**Record set:**
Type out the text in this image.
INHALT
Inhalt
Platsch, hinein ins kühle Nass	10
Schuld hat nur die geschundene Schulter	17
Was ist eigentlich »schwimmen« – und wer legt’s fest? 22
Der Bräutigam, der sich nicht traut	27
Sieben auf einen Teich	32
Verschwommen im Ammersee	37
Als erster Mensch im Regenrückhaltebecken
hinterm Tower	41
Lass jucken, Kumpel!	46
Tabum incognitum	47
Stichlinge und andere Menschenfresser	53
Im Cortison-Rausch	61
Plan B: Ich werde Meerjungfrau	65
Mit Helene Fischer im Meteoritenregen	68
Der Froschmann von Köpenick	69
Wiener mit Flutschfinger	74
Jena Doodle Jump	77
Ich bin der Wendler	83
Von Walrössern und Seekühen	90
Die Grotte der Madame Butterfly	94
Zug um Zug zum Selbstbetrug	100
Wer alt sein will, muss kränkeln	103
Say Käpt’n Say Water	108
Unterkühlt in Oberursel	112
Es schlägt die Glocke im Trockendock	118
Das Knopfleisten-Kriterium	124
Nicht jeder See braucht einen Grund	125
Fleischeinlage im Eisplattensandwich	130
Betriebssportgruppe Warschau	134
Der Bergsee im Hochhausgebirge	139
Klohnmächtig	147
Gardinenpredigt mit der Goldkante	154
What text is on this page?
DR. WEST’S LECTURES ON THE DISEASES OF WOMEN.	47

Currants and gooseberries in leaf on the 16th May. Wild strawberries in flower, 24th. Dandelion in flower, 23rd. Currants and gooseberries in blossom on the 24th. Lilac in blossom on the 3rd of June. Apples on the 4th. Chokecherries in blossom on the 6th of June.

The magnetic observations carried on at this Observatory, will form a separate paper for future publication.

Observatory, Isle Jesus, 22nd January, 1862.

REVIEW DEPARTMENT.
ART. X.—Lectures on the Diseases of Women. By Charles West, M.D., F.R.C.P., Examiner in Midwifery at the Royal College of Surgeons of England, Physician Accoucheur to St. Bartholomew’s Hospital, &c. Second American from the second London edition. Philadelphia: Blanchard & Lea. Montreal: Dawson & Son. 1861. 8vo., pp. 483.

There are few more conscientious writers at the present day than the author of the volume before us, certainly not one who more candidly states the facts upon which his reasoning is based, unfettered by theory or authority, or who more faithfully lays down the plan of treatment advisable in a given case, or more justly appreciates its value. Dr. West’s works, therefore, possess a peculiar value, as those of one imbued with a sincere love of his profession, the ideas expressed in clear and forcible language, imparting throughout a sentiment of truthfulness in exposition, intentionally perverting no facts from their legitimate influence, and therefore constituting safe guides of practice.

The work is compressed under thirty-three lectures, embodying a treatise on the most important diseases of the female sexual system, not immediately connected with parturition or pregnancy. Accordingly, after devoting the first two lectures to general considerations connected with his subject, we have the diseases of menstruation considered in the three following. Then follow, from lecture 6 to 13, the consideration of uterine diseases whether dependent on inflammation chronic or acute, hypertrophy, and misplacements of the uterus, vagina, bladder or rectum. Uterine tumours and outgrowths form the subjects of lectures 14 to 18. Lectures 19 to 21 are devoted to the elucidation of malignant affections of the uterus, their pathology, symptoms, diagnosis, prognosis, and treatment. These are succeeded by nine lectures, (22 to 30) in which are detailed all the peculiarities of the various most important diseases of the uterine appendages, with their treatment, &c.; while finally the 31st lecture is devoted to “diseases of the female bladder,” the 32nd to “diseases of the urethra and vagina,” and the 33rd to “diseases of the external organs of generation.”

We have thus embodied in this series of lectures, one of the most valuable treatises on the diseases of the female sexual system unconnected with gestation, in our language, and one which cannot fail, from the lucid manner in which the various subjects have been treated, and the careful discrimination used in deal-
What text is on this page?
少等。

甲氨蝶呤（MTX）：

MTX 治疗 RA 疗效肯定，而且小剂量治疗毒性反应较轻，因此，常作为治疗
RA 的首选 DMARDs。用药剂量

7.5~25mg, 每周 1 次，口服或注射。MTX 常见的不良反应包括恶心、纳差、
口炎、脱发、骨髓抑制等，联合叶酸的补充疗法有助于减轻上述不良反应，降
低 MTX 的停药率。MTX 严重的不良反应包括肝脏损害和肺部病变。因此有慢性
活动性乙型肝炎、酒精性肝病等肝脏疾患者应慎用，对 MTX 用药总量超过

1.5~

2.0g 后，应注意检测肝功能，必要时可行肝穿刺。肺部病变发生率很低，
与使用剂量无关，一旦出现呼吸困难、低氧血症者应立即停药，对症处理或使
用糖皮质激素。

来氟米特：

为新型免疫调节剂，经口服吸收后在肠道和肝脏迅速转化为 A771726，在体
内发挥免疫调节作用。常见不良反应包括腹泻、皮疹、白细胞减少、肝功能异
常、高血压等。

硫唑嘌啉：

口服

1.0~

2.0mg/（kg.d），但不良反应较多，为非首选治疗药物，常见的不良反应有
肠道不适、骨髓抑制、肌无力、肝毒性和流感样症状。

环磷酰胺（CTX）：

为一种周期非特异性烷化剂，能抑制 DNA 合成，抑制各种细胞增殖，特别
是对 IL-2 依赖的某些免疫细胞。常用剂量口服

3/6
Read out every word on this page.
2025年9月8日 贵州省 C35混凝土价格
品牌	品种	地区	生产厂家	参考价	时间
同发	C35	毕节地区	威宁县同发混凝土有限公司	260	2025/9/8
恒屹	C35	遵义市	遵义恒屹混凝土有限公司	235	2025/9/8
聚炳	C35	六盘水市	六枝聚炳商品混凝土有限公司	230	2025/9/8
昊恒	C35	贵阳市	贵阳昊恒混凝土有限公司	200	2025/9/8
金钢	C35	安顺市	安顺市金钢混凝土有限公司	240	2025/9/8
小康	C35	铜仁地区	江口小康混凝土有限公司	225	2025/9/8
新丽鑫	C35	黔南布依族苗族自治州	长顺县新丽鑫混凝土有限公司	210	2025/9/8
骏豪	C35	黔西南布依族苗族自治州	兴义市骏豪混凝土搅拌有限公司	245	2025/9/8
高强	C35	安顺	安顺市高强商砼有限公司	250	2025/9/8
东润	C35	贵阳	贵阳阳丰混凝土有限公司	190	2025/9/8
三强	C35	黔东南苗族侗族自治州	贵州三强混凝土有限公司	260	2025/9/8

**Task to carry out:** Select the lines from the entries that include the word "will".

**Answer for this exercise:**
Wer alt sein will, muss kränkeln	103
The magnetic observations carried on at this Observatory, will form a separate paper for future publication.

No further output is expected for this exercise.